■ Short task:
Filter the records for lines holding the string "Marrickville".

— Start Input records —

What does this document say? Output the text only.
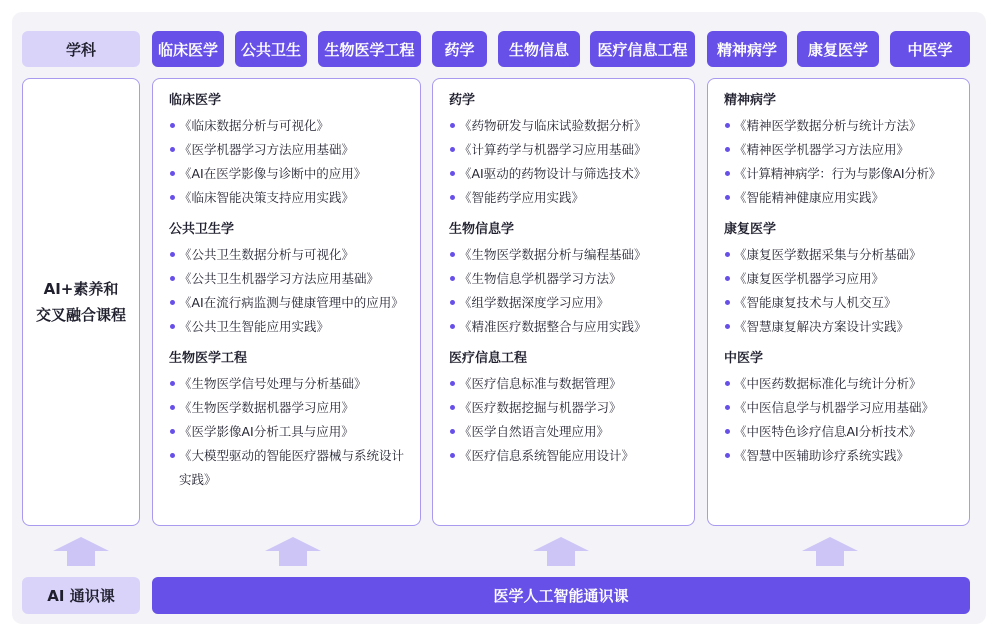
学科	临床医学	公共卫生	生物医学工程	药学	生物信息	医疗信息工程	精神病学	康复医学	中医学
AI+素养和
交叉融合课程
临床医学
《临床数据分析与可视化》
《医学机器学习方法应用基础》
《AI在医学影像与诊断中的应用》
《临床智能决策支持应用实践》
公共卫生学
《公共卫生数据分析与可视化》
《公共卫生机器学习方法应用基础》
《AI在流行病监测与健康管理中的应用》
《公共卫生智能应用实践》
生物医学工程
《生物医学信号处理与分析基础》
《生物医学数据机器学习应用》
《医学影像AI分析工具与应用》
《大模型驱动的智能医疗器械与系统设计实践》
药学
《药物研发与临床试验数据分析》
《计算药学与机器学习应用基础》
《AI驱动的药物设计与筛选技术》
《智能药学应用实践》
生物信息学
《生物医学数据分析与编程基础》
《生物信息学机器学习方法》
《组学数据深度学习应用》
《精准医疗数据整合与应用实践》
医疗信息工程
《医疗信息标准与数据管理》
《医疗数据挖掘与机器学习》
《医学自然语言处理应用》
《医疗信息系统智能应用设计》
精神病学
《精神医学数据分析与统计方法》
《精神医学机器学习方法应用》
《计算精神病学：行为与影像AI分析》
《智能精神健康应用实践》
康复医学
《康复医学数据采集与分析基础》
《康复医学机器学习应用》
《智能康复技术与人机交互》
《智慧康复解决方案设计实践》
中医学
《中医药数据标准化与统计分析》
《中医信息学与机器学习应用基础》
《中医特色诊疗信息AI分析技术》
《智慧中医辅助诊疗系统实践》
AI 通识课	医学人工智能通识课
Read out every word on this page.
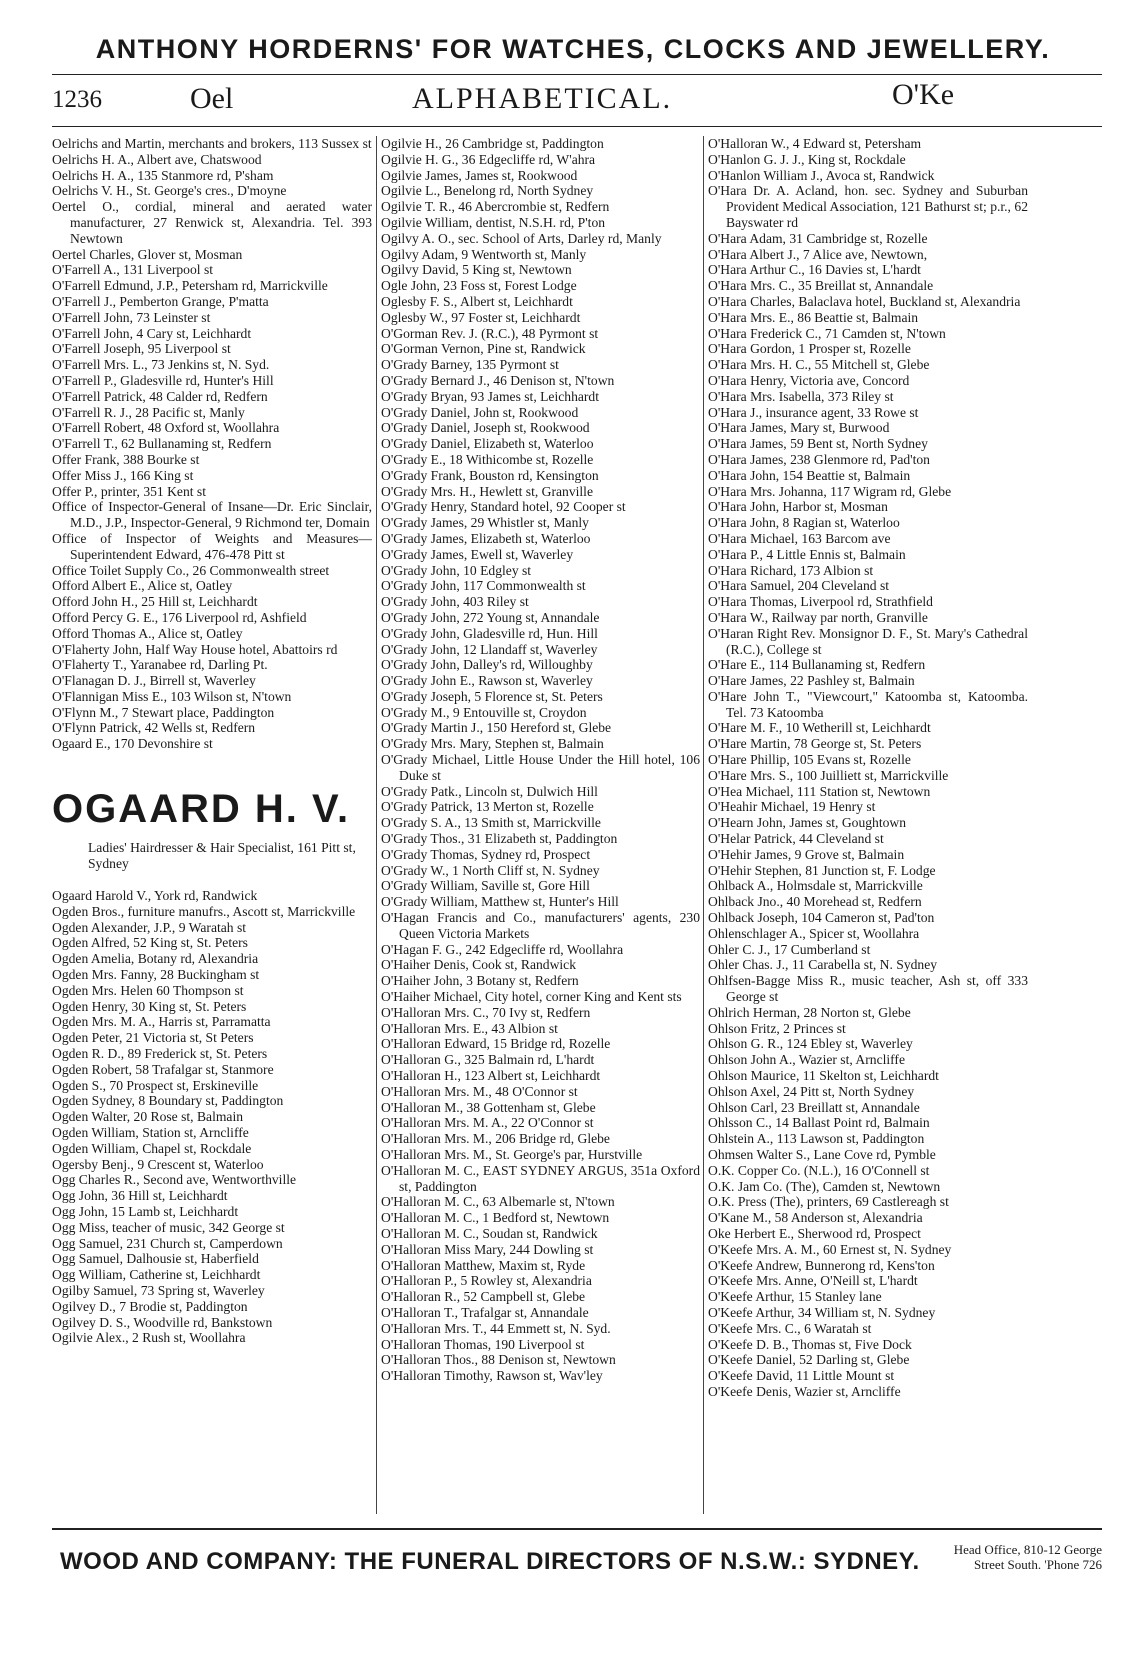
ANTHONY HORDERNS' FOR WATCHES, CLOCKS AND JEWELLERY.
1236	Oel	ALPHABETICAL.	O'Ke
Oelrichs and Martin, merchants and brokers, 113 Sussex st
Oelrichs H. A., Albert ave, Chatswood
Oelrichs H. A., 135 Stanmore rd, P'sham
Oelrichs V. H., St. George's cres., D'moyne
Oertel O., cordial, mineral and aerated water manufacturer, 27 Renwick st, Alexandria. Tel. 393 Newtown
Oertel Charles, Glover st, Mosman
O'Farrell A., 131 Liverpool st
O'Farrell Edmund, J.P., Petersham rd, Marrickville
O'Farrell J., Pemberton Grange, P'matta
O'Farrell John, 73 Leinster st
O'Farrell John, 4 Cary st, Leichhardt
O'Farrell Joseph, 95 Liverpool st
O'Farrell Mrs. L., 73 Jenkins st, N. Syd.
O'Farrell P., Gladesville rd, Hunter's Hill
O'Farrell Patrick, 48 Calder rd, Redfern
O'Farrell R. J., 28 Pacific st, Manly
O'Farrell Robert, 48 Oxford st, Woollahra
O'Farrell T., 62 Bullanaming st, Redfern
Offer Frank, 388 Bourke st
Offer Miss J., 166 King st
Offer P., printer, 351 Kent st
Office of Inspector-General of Insane—Dr. Eric Sinclair, M.D., J.P., Inspector-General, 9 Richmond ter, Domain
Office of Inspector of Weights and Measures—Superintendent Edward, 476-478 Pitt st
Office Toilet Supply Co., 26 Commonwealth street
Offord Albert E., Alice st, Oatley
Offord John H., 25 Hill st, Leichhardt
Offord Percy G. E., 176 Liverpool rd, Ashfield
Offord Thomas A., Alice st, Oatley
O'Flaherty John, Half Way House hotel, Abattoirs rd
O'Flaherty T., Yaranabee rd, Darling Pt.
O'Flanagan D. J., Birrell st, Waverley
O'Flannigan Miss E., 103 Wilson st, N'town
O'Flynn M., 7 Stewart place, Paddington
O'Flynn Patrick, 42 Wells st, Redfern
Ogaard E., 170 Devonshire st
OGAARD H. V.
Ladies' Hairdresser & Hair Specialist, 161 Pitt st, Sydney
Ogaard Harold V., York rd, Randwick
Ogden Bros., furniture manufrs., Ascott st, Marrickville
Ogden Alexander, J.P., 9 Waratah st
Ogden Alfred, 52 King st, St. Peters
Ogden Amelia, Botany rd, Alexandria
Ogden Mrs. Fanny, 28 Buckingham st
Ogden Mrs. Helen 60 Thompson st
Ogden Henry, 30 King st, St. Peters
Ogden Mrs. M. A., Harris st, Parramatta
Ogden Peter, 21 Victoria st, St Peters
Ogden R. D., 89 Frederick st, St. Peters
Ogden Robert, 58 Trafalgar st, Stanmore
Ogden S., 70 Prospect st, Erskineville
Ogden Sydney, 8 Boundary st, Paddington
Ogden Walter, 20 Rose st, Balmain
Ogden William, Station st, Arncliffe
Ogden William, Chapel st, Rockdale
Ogersby Benj., 9 Crescent st, Waterloo
Ogg Charles R., Second ave, Wentworthville
Ogg John, 36 Hill st, Leichhardt
Ogg John, 15 Lamb st, Leichhardt
Ogg Miss, teacher of music, 342 George st
Ogg Samuel, 231 Church st, Camperdown
Ogg Samuel, Dalhousie st, Haberfield
Ogg William, Catherine st, Leichhardt
Ogilby Samuel, 73 Spring st, Waverley
Ogilvey D., 7 Brodie st, Paddington
Ogilvey D. S., Woodville rd, Bankstown
Ogilvie Alex., 2 Rush st, Woollahra
Ogilvie H., 26 Cambridge st, Paddington
Ogilvie H. G., 36 Edgecliffe rd, W'ahra
Ogilvie James, James st, Rookwood
Ogilvie L., Benelong rd, North Sydney
Ogilvie T. R., 46 Abercrombie st, Redfern
Ogilvie William, dentist, N.S.H. rd, P'ton
Ogilvy A. O., sec. School of Arts, Darley rd, Manly
Ogilvy Adam, 9 Wentworth st, Manly
Ogilvy David, 5 King st, Newtown
Ogle John, 23 Foss st, Forest Lodge
Oglesby F. S., Albert st, Leichhardt
Oglesby W., 97 Foster st, Leichhardt
O'Gorman Rev. J. (R.C.), 48 Pyrmont st
O'Gorman Vernon, Pine st, Randwick
O'Grady Barney, 135 Pyrmont st
O'Grady Bernard J., 46 Denison st, N'town
O'Grady Bryan, 93 James st, Leichhardt
O'Grady Daniel, John st, Rookwood
O'Grady Daniel, Joseph st, Rookwood
O'Grady Daniel, Elizabeth st, Waterloo
O'Grady E., 18 Withicombe st, Rozelle
O'Grady Frank, Bouston rd, Kensington
O'Grady Mrs. H., Hewlett st, Granville
O'Grady Henry, Standard hotel, 92 Cooper st
O'Grady James, 29 Whistler st, Manly
O'Grady James, Elizabeth st, Waterloo
O'Grady James, Ewell st, Waverley
O'Grady John, 10 Edgley st
O'Grady John, 117 Commonwealth st
O'Grady John, 403 Riley st
O'Grady John, 272 Young st, Annandale
O'Grady John, Gladesville rd, Hun. Hill
O'Grady John, 12 Llandaff st, Waverley
O'Grady John, Dalley's rd, Willoughby
O'Grady John E., Rawson st, Waverley
O'Grady Joseph, 5 Florence st, St. Peters
O'Grady M., 9 Entouville st, Croydon
O'Grady Martin J., 150 Hereford st, Glebe
O'Grady Mrs. Mary, Stephen st, Balmain
O'Grady Michael, Little House Under the Hill hotel, 106 Duke st
O'Grady Patk., Lincoln st, Dulwich Hill
O'Grady Patrick, 13 Merton st, Rozelle
O'Grady S. A., 13 Smith st, Marrickville
O'Grady Thos., 31 Elizabeth st, Paddington
O'Grady Thomas, Sydney rd, Prospect
O'Grady W., 1 North Cliff st, N. Sydney
O'Grady William, Saville st, Gore Hill
O'Grady William, Matthew st, Hunter's Hill
O'Hagan Francis and Co., manufacturers' agents, 230 Queen Victoria Markets
O'Hagan F. G., 242 Edgecliffe rd, Woollahra
O'Haiher Denis, Cook st, Randwick
O'Haiher John, 3 Botany st, Redfern
O'Haiher Michael, City hotel, corner King and Kent sts
O'Halloran Mrs. C., 70 Ivy st, Redfern
O'Halloran Mrs. E., 43 Albion st
O'Halloran Edward, 15 Bridge rd, Rozelle
O'Halloran G., 325 Balmain rd, L'hardt
O'Halloran H., 123 Albert st, Leichhardt
O'Halloran Mrs. M., 48 O'Connor st
O'Halloran M., 38 Gottenham st, Glebe
O'Halloran Mrs. M. A., 22 O'Connor st
O'Halloran Mrs. M., 206 Bridge rd, Glebe
O'Halloran Mrs. M., St. George's par, Hurstville
O'Halloran M. C., EAST SYDNEY ARGUS, 351a Oxford st, Paddington
O'Halloran M. C., 63 Albemarle st, N'town
O'Halloran M. C., 1 Bedford st, Newtown
O'Halloran M. C., Soudan st, Randwick
O'Halloran Miss Mary, 244 Dowling st
O'Halloran Matthew, Maxim st, Ryde
O'Halloran P., 5 Rowley st, Alexandria
O'Halloran R., 52 Campbell st, Glebe
O'Halloran T., Trafalgar st, Annandale
O'Halloran Mrs. T., 44 Emmett st, N. Syd.
O'Halloran Thomas, 190 Liverpool st
O'Halloran Thos., 88 Denison st, Newtown
O'Halloran Timothy, Rawson st, Wav'ley
O'Halloran W., 4 Edward st, Petersham
O'Hanlon G. J. J., King st, Rockdale
O'Hanlon William J., Avoca st, Randwick
O'Hara Dr. A. Acland, hon. sec. Sydney and Suburban Provident Medical Association, 121 Bathurst st; p.r., 62 Bayswater rd
O'Hara Adam, 31 Cambridge st, Rozelle
O'Hara Albert J., 7 Alice ave, Newtown,
O'Hara Arthur C., 16 Davies st, L'hardt
O'Hara Mrs. C., 35 Breillat st, Annandale
O'Hara Charles, Balaclava hotel, Buckland st, Alexandria
O'Hara Mrs. E., 86 Beattie st, Balmain
O'Hara Frederick C., 71 Camden st, N'town
O'Hara Gordon, 1 Prosper st, Rozelle
O'Hara Mrs. H. C., 55 Mitchell st, Glebe
O'Hara Henry, Victoria ave, Concord
O'Hara Mrs. Isabella, 373 Riley st
O'Hara J., insurance agent, 33 Rowe st
O'Hara James, Mary st, Burwood
O'Hara James, 59 Bent st, North Sydney
O'Hara James, 238 Glenmore rd, Pad'ton
O'Hara John, 154 Beattie st, Balmain
O'Hara Mrs. Johanna, 117 Wigram rd, Glebe
O'Hara John, Harbor st, Mosman
O'Hara John, 8 Ragian st, Waterloo
O'Hara Michael, 163 Barcom ave
O'Hara P., 4 Little Ennis st, Balmain
O'Hara Richard, 173 Albion st
O'Hara Samuel, 204 Cleveland st
O'Hara Thomas, Liverpool rd, Strathfield
O'Hara W., Railway par north, Granville
O'Haran Right Rev. Monsignor D. F., St. Mary's Cathedral (R.C.), College st
O'Hare E., 114 Bullanaming st, Redfern
O'Hare James, 22 Pashley st, Balmain
O'Hare John T., "Viewcourt," Katoomba st, Katoomba. Tel. 73 Katoomba
O'Hare M. F., 10 Wetherill st, Leichhardt
O'Hare Martin, 78 George st, St. Peters
O'Hare Phillip, 105 Evans st, Rozelle
O'Hare Mrs. S., 100 Juilliett st, Marrickville
O'Hea Michael, 111 Station st, Newtown
O'Heahir Michael, 19 Henry st
O'Hearn John, James st, Goughtown
O'Helar Patrick, 44 Cleveland st
O'Hehir James, 9 Grove st, Balmain
O'Hehir Stephen, 81 Junction st, F. Lodge
Ohlback A., Holmsdale st, Marrickville
Ohlback Jno., 40 Morehead st, Redfern
Ohlback Joseph, 104 Cameron st, Pad'ton
Ohlenschlager A., Spicer st, Woollahra
Ohler C. J., 17 Cumberland st
Ohler Chas. J., 11 Carabella st, N. Sydney
Ohlfsen-Bagge Miss R., music teacher, Ash st, off 333 George st
Ohlrich Herman, 28 Norton st, Glebe
Ohlson Fritz, 2 Princes st
Ohlson G. R., 124 Ebley st, Waverley
Ohlson John A., Wazier st, Arncliffe
Ohlson Maurice, 11 Skelton st, Leichhardt
Ohlson Axel, 24 Pitt st, North Sydney
Ohlson Carl, 23 Breillatt st, Annandale
Ohlsson C., 14 Ballast Point rd, Balmain
Ohlstein A., 113 Lawson st, Paddington
Ohmsen Walter S., Lane Cove rd, Pymble
O.K. Copper Co. (N.L.), 16 O'Connell st
O.K. Jam Co. (The), Camden st, Newtown
O.K. Press (The), printers, 69 Castlereagh st
O'Kane M., 58 Anderson st, Alexandria
Oke Herbert E., Sherwood rd, Prospect
O'Keefe Mrs. A. M., 60 Ernest st, N. Sydney
O'Keefe Andrew, Bunnerong rd, Kens'ton
O'Keefe Mrs. Anne, O'Neill st, L'hardt
O'Keefe Arthur, 15 Stanley lane
O'Keefe Arthur, 34 William st, N. Sydney
O'Keefe Mrs. C., 6 Waratah st
O'Keefe D. B., Thomas st, Five Dock
O'Keefe Daniel, 52 Darling st, Glebe
O'Keefe David, 11 Little Mount st
O'Keefe Denis, Wazier st, Arncliffe
WOOD AND COMPANY: THE FUNERAL DIRECTORS OF N.S.W.: SYDNEY.	Head Office, 810-12 George
Street South. 'Phone 726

— End Input records —

■ Solution below:
O'Farrell Edmund, J.P., Petersham rd, Marrickville
Ogden Bros., furniture manufrs., Ascott st, Marrickville
O'Grady S. A., 13 Smith st, Marrickville
O'Hare Mrs. S., 100 Juilliett st, Marrickville
Ohlback A., Holmsdale st, Marrickville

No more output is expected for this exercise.